Transcribe the rows below word for word, beginning with the first line and continuing through the line that contains "listing-entry [219, 1107, 655, 1202]".

====================

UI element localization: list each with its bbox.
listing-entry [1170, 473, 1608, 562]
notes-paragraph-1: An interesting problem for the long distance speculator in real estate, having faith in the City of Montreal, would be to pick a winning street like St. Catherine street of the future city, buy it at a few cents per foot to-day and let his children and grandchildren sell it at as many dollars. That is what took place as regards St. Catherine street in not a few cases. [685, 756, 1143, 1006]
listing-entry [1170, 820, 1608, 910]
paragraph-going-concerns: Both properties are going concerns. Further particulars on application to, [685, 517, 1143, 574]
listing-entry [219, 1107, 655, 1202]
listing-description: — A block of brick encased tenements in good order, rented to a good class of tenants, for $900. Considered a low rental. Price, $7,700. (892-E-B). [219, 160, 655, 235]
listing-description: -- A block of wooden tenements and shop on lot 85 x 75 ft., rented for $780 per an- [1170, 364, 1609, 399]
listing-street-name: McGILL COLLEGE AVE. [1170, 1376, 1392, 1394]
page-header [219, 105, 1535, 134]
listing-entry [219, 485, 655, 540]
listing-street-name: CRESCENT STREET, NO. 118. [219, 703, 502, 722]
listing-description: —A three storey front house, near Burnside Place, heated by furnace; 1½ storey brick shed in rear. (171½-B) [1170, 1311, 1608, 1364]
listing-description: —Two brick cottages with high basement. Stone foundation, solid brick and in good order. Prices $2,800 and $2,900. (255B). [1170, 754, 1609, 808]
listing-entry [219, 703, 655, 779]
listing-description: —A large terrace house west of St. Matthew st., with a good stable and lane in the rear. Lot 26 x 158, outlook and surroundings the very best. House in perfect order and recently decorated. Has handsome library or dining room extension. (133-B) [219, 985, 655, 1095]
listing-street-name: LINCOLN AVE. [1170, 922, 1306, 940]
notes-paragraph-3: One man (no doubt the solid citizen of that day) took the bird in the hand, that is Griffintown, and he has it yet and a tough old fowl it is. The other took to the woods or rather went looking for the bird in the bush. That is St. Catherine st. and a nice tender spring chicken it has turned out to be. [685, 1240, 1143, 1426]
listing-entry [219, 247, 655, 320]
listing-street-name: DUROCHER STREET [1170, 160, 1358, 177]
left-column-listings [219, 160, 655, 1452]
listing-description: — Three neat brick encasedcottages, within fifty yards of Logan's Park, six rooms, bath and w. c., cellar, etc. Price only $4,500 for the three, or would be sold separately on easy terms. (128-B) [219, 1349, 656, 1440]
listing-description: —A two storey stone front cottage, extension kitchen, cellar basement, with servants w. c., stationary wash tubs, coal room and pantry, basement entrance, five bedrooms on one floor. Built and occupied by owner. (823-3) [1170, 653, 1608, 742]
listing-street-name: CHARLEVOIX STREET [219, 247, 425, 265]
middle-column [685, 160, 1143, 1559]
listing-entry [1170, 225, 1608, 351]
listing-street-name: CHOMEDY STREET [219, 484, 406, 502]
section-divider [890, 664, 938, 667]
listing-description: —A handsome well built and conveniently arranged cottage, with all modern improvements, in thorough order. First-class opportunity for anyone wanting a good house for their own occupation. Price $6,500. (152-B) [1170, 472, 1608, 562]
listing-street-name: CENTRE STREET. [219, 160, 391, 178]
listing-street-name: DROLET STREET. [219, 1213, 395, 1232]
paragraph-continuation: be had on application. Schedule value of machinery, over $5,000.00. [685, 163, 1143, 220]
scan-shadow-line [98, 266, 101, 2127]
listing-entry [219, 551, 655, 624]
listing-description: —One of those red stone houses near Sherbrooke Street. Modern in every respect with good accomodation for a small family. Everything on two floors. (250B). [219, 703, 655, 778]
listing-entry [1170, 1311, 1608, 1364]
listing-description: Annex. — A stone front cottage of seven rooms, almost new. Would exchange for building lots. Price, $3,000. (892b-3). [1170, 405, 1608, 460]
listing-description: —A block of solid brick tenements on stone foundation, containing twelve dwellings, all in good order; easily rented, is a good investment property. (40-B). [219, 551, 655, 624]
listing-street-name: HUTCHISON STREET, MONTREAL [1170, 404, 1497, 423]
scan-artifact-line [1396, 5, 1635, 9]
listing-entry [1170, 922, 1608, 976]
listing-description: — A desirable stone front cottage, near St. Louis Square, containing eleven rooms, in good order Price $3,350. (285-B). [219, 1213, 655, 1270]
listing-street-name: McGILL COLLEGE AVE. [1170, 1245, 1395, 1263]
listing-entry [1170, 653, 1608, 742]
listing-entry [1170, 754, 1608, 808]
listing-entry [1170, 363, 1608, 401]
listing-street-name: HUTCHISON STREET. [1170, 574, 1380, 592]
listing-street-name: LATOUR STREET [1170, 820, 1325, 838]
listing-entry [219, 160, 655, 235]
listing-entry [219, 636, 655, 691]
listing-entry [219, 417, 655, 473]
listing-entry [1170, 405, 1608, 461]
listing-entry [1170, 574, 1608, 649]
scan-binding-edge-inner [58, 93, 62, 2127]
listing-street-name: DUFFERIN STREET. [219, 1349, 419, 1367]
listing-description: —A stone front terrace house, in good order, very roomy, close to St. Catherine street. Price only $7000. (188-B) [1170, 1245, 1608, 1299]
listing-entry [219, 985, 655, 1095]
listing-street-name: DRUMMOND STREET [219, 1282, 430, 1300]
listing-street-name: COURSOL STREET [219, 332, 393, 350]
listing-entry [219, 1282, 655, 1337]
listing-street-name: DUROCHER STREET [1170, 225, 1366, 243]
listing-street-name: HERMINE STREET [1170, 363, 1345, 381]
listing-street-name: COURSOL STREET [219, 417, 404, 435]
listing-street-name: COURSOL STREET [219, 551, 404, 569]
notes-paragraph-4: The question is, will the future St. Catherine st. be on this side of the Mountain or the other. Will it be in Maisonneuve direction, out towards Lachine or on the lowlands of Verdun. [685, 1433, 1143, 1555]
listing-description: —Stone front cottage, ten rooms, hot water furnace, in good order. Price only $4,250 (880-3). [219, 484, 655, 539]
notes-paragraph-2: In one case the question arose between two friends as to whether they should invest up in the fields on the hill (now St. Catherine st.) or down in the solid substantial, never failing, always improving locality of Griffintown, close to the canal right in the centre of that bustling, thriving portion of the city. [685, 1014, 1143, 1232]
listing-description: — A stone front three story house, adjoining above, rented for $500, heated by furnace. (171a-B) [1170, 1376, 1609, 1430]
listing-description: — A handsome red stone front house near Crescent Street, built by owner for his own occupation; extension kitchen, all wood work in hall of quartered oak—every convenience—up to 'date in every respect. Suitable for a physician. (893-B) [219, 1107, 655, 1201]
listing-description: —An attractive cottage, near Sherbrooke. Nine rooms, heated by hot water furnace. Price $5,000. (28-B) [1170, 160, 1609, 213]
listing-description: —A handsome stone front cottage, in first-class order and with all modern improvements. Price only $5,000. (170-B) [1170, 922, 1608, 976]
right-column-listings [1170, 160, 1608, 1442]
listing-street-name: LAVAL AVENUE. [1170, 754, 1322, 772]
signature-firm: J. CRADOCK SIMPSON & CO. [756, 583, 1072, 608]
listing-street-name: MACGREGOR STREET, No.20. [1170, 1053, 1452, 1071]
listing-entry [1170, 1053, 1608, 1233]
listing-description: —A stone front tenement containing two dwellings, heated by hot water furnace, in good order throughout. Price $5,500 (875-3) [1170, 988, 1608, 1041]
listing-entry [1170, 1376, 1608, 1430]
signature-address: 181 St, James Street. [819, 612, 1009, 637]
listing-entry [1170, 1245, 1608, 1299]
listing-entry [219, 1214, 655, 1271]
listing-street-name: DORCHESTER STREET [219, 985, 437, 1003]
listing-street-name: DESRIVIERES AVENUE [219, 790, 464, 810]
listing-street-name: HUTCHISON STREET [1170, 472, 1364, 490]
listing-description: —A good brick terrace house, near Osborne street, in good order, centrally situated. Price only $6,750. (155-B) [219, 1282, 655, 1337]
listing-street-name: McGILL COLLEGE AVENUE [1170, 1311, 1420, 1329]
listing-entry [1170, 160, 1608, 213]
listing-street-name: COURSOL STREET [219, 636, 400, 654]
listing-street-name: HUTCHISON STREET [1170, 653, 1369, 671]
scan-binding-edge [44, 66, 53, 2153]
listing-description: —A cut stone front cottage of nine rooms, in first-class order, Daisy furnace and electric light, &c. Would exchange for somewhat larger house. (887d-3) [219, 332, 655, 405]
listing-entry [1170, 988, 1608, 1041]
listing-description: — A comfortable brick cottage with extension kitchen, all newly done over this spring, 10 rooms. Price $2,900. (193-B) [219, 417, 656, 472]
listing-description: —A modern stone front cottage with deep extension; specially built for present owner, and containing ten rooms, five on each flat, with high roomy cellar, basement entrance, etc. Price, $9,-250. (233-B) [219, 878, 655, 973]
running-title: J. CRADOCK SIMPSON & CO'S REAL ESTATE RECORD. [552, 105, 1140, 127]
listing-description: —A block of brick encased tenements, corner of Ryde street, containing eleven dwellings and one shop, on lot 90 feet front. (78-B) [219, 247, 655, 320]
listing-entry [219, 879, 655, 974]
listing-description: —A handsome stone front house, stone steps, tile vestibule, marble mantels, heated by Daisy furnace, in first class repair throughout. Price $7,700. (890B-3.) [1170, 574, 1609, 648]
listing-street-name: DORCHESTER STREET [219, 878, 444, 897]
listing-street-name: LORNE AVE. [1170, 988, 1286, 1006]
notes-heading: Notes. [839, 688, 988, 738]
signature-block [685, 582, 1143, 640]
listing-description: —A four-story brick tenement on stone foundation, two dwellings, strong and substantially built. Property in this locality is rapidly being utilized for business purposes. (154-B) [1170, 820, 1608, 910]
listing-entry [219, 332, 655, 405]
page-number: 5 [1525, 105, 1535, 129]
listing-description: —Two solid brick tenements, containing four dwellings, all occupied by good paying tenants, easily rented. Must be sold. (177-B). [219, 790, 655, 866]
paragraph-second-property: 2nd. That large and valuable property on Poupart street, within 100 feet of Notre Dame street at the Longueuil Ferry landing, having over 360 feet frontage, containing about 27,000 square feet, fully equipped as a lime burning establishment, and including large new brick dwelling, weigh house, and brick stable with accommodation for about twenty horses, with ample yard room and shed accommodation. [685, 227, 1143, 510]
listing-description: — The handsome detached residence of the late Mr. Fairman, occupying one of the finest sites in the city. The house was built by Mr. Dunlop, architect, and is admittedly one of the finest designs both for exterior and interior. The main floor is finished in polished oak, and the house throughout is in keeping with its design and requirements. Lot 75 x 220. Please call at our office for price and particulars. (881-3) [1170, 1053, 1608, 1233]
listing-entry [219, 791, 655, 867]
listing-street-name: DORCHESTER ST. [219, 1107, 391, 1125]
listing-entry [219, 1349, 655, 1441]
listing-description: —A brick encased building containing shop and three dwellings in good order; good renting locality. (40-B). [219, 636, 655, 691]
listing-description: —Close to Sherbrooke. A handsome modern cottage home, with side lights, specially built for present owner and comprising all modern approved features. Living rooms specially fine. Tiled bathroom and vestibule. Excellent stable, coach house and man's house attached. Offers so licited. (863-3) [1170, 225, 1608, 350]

====================

The output:
UI element localization: list each with its bbox.
listing-entry [1170, 473, 1608, 562]
notes-paragraph-1: An interesting problem for the long distance speculator in real estate, having faith in the City of Montreal, would be to pick a winning street like St. Catherine street of the future city, buy it at a few cents per foot to-day and let his children and grandchildren sell it at as many dollars. That is what took place as regards St. Catherine street in not a few cases. [685, 756, 1143, 1006]
listing-entry [1170, 820, 1608, 910]
paragraph-going-concerns: Both properties are going concerns. Further particulars on application to, [685, 517, 1143, 574]
listing-entry [219, 1107, 655, 1202]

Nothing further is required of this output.